Reproduce the records verbatim, from their first line through the line containing "legend-line-dot-marker <box>72 96", with both ends included.
# # #
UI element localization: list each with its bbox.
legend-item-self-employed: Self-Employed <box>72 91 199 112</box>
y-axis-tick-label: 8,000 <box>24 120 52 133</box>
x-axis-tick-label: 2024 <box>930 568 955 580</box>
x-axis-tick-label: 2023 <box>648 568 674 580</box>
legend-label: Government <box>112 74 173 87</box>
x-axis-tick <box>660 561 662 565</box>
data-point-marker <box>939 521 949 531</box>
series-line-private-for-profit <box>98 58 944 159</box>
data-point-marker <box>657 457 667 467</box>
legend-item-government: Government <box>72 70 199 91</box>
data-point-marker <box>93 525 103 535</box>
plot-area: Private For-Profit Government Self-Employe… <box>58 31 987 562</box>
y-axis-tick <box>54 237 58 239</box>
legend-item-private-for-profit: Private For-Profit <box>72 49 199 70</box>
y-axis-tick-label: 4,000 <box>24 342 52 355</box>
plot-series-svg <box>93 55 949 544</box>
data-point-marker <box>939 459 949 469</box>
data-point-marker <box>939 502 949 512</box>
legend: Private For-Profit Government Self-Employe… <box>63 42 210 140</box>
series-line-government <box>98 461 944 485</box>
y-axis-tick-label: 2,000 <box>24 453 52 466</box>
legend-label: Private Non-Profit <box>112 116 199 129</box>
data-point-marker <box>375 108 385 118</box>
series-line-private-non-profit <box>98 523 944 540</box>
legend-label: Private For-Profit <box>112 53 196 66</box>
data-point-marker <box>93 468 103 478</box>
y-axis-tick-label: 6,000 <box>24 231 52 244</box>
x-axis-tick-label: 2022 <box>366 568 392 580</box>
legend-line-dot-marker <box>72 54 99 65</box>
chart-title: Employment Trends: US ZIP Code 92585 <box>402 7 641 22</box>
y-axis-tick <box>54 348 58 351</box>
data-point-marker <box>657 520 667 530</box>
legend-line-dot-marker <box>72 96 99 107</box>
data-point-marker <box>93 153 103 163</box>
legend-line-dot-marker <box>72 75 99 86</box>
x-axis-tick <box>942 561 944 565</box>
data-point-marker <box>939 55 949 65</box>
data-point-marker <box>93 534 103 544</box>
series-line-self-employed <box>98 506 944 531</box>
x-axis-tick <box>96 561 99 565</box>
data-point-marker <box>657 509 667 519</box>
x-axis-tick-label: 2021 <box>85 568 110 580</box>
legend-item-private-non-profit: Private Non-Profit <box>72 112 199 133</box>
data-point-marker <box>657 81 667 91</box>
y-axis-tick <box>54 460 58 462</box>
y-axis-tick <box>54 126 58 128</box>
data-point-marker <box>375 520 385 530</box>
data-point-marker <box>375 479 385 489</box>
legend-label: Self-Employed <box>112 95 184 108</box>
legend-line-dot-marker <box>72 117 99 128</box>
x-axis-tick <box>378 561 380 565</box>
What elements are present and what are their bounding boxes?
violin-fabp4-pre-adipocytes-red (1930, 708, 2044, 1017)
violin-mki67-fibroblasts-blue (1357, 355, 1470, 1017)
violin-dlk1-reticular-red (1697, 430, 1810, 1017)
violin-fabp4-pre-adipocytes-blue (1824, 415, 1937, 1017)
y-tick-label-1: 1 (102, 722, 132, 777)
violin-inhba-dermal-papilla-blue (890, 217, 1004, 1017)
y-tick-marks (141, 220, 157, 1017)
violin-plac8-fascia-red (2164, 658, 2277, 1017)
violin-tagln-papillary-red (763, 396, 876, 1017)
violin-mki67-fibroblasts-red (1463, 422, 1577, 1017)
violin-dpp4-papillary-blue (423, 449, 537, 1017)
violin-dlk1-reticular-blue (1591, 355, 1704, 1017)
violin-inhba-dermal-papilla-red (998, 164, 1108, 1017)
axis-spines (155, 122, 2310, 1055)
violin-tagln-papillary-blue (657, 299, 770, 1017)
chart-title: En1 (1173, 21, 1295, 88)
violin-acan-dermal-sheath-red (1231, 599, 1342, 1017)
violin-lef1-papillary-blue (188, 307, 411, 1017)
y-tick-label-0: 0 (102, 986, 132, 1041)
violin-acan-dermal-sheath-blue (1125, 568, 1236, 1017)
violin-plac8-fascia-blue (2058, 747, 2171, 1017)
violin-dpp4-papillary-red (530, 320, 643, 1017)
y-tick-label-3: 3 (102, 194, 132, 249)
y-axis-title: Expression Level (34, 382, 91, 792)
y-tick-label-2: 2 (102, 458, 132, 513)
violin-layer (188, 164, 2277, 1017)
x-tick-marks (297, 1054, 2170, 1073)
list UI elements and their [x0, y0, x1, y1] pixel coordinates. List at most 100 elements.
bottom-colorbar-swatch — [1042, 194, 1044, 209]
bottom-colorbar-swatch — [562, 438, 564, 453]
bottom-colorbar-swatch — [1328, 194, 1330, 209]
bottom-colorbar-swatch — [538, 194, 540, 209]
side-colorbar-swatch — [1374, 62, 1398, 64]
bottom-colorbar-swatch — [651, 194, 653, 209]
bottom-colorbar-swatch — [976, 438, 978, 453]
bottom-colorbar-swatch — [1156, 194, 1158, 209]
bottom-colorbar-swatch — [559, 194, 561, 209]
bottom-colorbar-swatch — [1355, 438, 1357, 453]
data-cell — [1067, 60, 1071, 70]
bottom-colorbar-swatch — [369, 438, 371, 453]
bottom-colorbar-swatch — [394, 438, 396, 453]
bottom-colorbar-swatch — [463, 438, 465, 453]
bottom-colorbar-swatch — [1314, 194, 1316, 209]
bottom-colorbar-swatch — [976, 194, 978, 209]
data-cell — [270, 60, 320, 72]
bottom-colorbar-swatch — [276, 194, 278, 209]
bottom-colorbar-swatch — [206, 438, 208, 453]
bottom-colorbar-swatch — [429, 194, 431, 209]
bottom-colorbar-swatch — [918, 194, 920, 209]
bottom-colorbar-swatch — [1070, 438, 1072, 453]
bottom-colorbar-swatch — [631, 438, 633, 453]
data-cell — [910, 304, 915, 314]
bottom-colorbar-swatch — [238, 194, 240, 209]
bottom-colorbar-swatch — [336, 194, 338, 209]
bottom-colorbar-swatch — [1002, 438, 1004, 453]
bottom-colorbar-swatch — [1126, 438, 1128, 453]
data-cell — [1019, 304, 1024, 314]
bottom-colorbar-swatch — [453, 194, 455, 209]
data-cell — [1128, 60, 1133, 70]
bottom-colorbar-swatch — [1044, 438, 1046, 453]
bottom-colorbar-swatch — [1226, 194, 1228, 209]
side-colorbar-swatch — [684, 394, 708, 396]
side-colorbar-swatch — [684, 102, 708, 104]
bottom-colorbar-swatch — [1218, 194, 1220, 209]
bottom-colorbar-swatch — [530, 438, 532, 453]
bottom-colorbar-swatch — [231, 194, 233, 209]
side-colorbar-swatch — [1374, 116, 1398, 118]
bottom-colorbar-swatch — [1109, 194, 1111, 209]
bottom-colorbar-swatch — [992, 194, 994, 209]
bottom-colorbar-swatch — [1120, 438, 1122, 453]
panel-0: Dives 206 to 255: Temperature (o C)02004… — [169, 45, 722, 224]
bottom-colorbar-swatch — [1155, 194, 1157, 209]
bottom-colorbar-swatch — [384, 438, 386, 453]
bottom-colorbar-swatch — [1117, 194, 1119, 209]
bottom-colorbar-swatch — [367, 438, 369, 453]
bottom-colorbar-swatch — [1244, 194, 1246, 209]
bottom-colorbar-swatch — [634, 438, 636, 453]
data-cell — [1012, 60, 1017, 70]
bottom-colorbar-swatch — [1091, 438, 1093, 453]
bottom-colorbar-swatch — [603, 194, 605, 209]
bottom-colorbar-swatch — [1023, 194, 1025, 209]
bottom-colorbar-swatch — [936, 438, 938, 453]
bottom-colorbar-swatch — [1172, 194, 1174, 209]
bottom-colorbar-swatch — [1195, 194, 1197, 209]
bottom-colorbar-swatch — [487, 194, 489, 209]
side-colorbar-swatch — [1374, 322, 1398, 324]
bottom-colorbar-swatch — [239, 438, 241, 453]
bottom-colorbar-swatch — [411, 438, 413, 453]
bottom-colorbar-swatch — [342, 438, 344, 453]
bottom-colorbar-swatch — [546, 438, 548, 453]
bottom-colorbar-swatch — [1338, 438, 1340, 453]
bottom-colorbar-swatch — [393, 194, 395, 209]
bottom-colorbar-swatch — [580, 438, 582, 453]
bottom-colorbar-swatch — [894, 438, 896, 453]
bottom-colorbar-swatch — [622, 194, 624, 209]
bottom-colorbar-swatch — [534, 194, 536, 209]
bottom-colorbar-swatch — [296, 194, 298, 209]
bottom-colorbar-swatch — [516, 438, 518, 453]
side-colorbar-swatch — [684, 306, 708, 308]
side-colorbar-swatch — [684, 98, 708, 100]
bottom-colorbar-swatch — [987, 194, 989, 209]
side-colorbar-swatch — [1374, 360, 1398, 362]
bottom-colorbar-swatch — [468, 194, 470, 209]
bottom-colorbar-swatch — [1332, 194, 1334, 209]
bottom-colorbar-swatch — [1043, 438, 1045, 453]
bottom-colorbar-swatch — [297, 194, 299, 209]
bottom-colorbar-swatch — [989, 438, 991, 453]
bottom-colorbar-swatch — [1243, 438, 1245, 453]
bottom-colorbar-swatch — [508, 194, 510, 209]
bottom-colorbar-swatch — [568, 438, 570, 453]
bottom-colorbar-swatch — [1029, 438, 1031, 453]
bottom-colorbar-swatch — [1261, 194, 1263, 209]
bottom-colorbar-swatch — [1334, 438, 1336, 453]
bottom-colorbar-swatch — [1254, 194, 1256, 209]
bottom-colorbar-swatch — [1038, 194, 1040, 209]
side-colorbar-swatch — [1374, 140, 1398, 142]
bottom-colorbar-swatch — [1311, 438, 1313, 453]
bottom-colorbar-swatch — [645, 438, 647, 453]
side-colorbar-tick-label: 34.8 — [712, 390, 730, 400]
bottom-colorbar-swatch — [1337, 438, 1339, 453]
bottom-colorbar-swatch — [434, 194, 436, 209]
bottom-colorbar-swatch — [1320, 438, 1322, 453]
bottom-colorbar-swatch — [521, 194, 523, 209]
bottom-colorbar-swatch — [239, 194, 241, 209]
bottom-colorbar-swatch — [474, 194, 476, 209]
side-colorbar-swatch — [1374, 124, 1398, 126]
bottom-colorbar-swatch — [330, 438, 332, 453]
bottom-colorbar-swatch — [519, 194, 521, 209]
# # #
Output of the exercise:
UI element localization: list each with its bbox.
legend-item-self-employed: Self-Employed <box>72 91 199 112</box>
y-axis-tick-label: 8,000 <box>24 120 52 133</box>
x-axis-tick-label: 2024 <box>930 568 955 580</box>
x-axis-tick-label: 2023 <box>648 568 674 580</box>
legend-label: Government <box>112 74 173 87</box>
x-axis-tick <box>660 561 662 565</box>
data-point-marker <box>939 521 949 531</box>
series-line-private-for-profit <box>98 58 944 159</box>
data-point-marker <box>657 457 667 467</box>
legend-item-government: Government <box>72 70 199 91</box>
data-point-marker <box>93 525 103 535</box>
plot-area: Private For-Profit Government Self-Employe… <box>58 31 987 562</box>
y-axis-tick <box>54 237 58 239</box>
legend-item-private-for-profit: Private For-Profit <box>72 49 199 70</box>
y-axis-tick-label: 4,000 <box>24 342 52 355</box>
plot-series-svg <box>93 55 949 544</box>
data-point-marker <box>939 459 949 469</box>
data-point-marker <box>939 502 949 512</box>
legend: Private For-Profit Government Self-Employe… <box>63 42 210 140</box>
series-line-government <box>98 461 944 485</box>
y-axis-tick-label: 2,000 <box>24 453 52 466</box>
legend-label: Private Non-Profit <box>112 116 199 129</box>
data-point-marker <box>375 108 385 118</box>
series-line-private-non-profit <box>98 523 944 540</box>
legend-label: Private For-Profit <box>112 53 196 66</box>
data-point-marker <box>93 468 103 478</box>
y-axis-tick-label: 6,000 <box>24 231 52 244</box>
x-axis-tick-label: 2022 <box>366 568 392 580</box>
legend-line-dot-marker <box>72 54 99 65</box>
chart-title: Employment Trends: US ZIP Code 92585 <box>402 7 641 22</box>
y-axis-tick <box>54 348 58 351</box>
data-point-marker <box>657 520 667 530</box>
legend-line-dot-marker <box>72 96 99 107</box>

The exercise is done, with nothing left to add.